Task instructions:
Each record below should appear again exactly as written.

Information shown:
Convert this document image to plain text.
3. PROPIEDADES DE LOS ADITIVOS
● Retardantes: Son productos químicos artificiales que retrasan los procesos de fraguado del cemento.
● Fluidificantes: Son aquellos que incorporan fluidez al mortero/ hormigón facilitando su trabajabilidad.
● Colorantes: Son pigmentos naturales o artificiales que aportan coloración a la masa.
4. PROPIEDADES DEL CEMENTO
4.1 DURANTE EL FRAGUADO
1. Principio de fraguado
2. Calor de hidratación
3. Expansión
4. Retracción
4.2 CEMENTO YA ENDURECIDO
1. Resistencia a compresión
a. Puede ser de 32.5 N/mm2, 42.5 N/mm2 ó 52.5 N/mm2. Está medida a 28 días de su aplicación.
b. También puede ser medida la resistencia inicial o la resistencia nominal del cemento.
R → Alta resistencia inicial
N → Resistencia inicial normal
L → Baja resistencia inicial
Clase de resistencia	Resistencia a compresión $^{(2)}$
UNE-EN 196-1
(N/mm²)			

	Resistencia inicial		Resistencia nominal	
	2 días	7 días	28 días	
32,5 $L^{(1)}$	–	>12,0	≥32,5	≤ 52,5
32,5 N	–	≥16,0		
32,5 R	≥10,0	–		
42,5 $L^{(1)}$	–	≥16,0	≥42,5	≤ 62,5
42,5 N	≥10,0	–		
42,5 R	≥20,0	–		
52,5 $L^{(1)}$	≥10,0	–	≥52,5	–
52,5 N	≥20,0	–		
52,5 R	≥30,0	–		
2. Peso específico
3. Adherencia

Finished answer:
Convert this document image to plain text.
3. PROPIEDADES DE LOS ADITIVOS
● Retardantes: Son productos químicos artificiales que retrasan los procesos de fraguado del cemento.
● Fluidificantes: Son aquellos que incorporan fluidez al mortero/ hormigón facilitando su trabajabilidad.
● Colorantes: Son pigmentos naturales o artificiales que aportan coloración a la masa.
4. PROPIEDADES DEL CEMENTO
4.1 DURANTE EL FRAGUADO
1. Principio de fraguado
2. Calor de hidratación
3. Expansión
4. Retracción
4.2 CEMENTO YA ENDURECIDO
1. Resistencia a compresión
a. Puede ser de 32.5 N/mm2, 42.5 N/mm2 ó 52.5 N/mm2. Está medida a 28 días de su aplicación.
b. También puede ser medida la resistencia inicial o la resistencia nominal del cemento.
R → Alta resistencia inicial
N → Resistencia inicial normal
L → Baja resistencia inicial
Clase de resistencia	Resistencia a compresión $^{(2)}$
UNE-EN 196-1
(N/mm²)			

	Resistencia inicial		Resistencia nominal	
	2 días	7 días	28 días	
32,5 $L^{(1)}$	–	>12,0	≥32,5	≤ 52,5
32,5 N	–	≥16,0		
32,5 R	≥10,0	–		
42,5 $L^{(1)}$	–	≥16,0	≥42,5	≤ 62,5
42,5 N	≥10,0	–		
42,5 R	≥20,0	–		
52,5 $L^{(1)}$	≥10,0	–	≥52,5	–
52,5 N	≥20,0	–		
52,5 R	≥30,0	–		
2. Peso específico
3. Adherencia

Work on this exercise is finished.